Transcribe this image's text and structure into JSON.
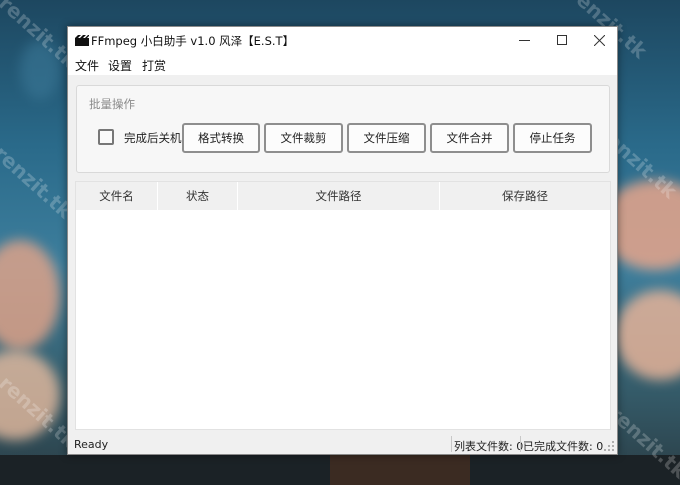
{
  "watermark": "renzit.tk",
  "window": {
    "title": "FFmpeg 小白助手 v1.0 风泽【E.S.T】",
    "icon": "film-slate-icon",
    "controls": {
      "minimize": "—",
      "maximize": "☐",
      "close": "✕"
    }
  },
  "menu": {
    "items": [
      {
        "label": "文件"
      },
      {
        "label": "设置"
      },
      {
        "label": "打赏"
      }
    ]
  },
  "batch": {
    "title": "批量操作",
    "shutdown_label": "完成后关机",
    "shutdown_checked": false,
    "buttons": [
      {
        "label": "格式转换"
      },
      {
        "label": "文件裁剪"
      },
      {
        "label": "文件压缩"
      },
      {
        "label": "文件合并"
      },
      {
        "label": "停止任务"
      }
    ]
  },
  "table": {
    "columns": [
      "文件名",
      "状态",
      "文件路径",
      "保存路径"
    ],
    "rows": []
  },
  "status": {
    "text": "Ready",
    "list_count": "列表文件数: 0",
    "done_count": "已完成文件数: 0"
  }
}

○ ○ ○

**The request**
Find the lines above holding the word "text" and show them.

**Output for this task**
Transcribe this image's text and structure into JSON.
    "text": "Ready",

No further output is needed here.